* STATED EXERCISE: Your task is to reproduce the material exactly.

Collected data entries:
——————

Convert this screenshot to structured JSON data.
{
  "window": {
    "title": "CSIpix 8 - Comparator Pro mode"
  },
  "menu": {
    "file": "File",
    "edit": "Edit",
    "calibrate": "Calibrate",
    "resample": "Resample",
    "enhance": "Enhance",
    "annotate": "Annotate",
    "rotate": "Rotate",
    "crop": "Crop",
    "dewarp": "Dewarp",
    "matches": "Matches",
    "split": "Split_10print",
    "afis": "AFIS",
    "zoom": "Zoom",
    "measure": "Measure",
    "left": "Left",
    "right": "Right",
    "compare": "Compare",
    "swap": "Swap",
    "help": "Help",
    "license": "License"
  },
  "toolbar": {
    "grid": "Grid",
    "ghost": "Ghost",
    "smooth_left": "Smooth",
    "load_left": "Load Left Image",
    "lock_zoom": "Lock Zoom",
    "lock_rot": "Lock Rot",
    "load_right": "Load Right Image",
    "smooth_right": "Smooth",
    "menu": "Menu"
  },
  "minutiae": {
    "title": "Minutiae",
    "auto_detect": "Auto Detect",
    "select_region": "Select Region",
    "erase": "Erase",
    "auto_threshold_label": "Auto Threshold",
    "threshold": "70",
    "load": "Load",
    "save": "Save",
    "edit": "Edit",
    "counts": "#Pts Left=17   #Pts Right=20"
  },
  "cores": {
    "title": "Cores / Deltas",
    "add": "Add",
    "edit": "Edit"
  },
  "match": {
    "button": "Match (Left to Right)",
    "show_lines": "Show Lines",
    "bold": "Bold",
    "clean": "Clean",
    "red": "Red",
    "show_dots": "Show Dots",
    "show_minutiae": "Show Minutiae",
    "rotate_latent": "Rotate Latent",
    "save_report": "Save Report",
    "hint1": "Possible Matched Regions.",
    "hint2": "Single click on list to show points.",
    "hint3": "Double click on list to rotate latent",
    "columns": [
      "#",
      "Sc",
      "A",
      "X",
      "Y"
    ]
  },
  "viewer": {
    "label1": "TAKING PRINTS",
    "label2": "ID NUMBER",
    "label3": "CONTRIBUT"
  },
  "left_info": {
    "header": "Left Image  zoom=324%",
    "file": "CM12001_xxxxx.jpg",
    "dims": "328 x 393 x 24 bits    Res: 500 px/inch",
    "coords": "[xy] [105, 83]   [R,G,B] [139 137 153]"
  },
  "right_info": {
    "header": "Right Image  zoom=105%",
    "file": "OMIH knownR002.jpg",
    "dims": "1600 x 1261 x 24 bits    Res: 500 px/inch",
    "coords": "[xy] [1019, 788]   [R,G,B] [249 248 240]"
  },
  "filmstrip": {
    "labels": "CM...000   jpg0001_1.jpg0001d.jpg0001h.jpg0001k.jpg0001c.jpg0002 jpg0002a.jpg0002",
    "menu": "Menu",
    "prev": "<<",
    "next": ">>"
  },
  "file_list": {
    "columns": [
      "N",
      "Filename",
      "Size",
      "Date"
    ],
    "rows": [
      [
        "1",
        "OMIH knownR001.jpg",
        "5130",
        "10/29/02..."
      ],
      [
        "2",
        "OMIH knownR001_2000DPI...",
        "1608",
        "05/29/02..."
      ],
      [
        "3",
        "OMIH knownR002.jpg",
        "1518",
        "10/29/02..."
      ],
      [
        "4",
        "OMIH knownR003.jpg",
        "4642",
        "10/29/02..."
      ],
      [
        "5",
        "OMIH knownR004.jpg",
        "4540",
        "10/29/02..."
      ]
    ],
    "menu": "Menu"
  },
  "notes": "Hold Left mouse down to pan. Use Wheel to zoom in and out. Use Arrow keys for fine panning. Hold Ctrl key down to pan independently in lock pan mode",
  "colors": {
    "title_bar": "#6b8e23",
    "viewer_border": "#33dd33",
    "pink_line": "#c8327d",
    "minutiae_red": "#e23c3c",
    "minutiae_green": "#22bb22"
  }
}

——————

* FINAL ANSWER:
Convert this screenshot to structured JSON data.
{
  "window": {
    "title": "CSIpix 8 - Comparator Pro mode"
  },
  "menu": {
    "file": "File",
    "edit": "Edit",
    "calibrate": "Calibrate",
    "resample": "Resample",
    "enhance": "Enhance",
    "annotate": "Annotate",
    "rotate": "Rotate",
    "crop": "Crop",
    "dewarp": "Dewarp",
    "matches": "Matches",
    "split": "Split_10print",
    "afis": "AFIS",
    "zoom": "Zoom",
    "measure": "Measure",
    "left": "Left",
    "right": "Right",
    "compare": "Compare",
    "swap": "Swap",
    "help": "Help",
    "license": "License"
  },
  "toolbar": {
    "grid": "Grid",
    "ghost": "Ghost",
    "smooth_left": "Smooth",
    "load_left": "Load Left Image",
    "lock_zoom": "Lock Zoom",
    "lock_rot": "Lock Rot",
    "load_right": "Load Right Image",
    "smooth_right": "Smooth",
    "menu": "Menu"
  },
  "minutiae": {
    "title": "Minutiae",
    "auto_detect": "Auto Detect",
    "select_region": "Select Region",
    "erase": "Erase",
    "auto_threshold_label": "Auto Threshold",
    "threshold": "70",
    "load": "Load",
    "save": "Save",
    "edit": "Edit",
    "counts": "#Pts Left=17   #Pts Right=20"
  },
  "cores": {
    "title": "Cores / Deltas",
    "add": "Add",
    "edit": "Edit"
  },
  "match": {
    "button": "Match (Left to Right)",
    "show_lines": "Show Lines",
    "bold": "Bold",
    "clean": "Clean",
    "red": "Red",
    "show_dots": "Show Dots",
    "show_minutiae": "Show Minutiae",
    "rotate_latent": "Rotate Latent",
    "save_report": "Save Report",
    "hint1": "Possible Matched Regions.",
    "hint2": "Single click on list to show points.",
    "hint3": "Double click on list to rotate latent",
    "columns": [
      "#",
      "Sc",
      "A",
      "X",
      "Y"
    ]
  },
  "viewer": {
    "label1": "TAKING PRINTS",
    "label2": "ID NUMBER",
    "label3": "CONTRIBUT"
  },
  "left_info": {
    "header": "Left Image  zoom=324%",
    "file": "CM12001_xxxxx.jpg",
    "dims": "328 x 393 x 24 bits    Res: 500 px/inch",
    "coords": "[xy] [105, 83]   [R,G,B] [139 137 153]"
  },
  "right_info": {
    "header": "Right Image  zoom=105%",
    "file": "OMIH knownR002.jpg",
    "dims": "1600 x 1261 x 24 bits    Res: 500 px/inch",
    "coords": "[xy] [1019, 788]   [R,G,B] [249 248 240]"
  },
  "filmstrip": {
    "labels": "CM...000   jpg0001_1.jpg0001d.jpg0001h.jpg0001k.jpg0001c.jpg0002 jpg0002a.jpg0002",
    "menu": "Menu",
    "prev": "<<",
    "next": ">>"
  },
  "file_list": {
    "columns": [
      "N",
      "Filename",
      "Size",
      "Date"
    ],
    "rows": [
      [
        "1",
        "OMIH knownR001.jpg",
        "5130",
        "10/29/02..."
      ],
      [
        "2",
        "OMIH knownR001_2000DPI...",
        "1608",
        "05/29/02..."
      ],
      [
        "3",
        "OMIH knownR002.jpg",
        "1518",
        "10/29/02..."
      ],
      [
        "4",
        "OMIH knownR003.jpg",
        "4642",
        "10/29/02..."
      ],
      [
        "5",
        "OMIH knownR004.jpg",
        "4540",
        "10/29/02..."
      ]
    ],
    "menu": "Menu"
  },
  "notes": "Hold Left mouse down to pan. Use Wheel to zoom in and out. Use Arrow keys for fine panning. Hold Ctrl key down to pan independently in lock pan mode",
  "colors": {
    "title_bar": "#6b8e23",
    "viewer_border": "#33dd33",
    "pink_line": "#c8327d",
    "minutiae_red": "#e23c3c",
    "minutiae_green": "#22bb22"
  }
}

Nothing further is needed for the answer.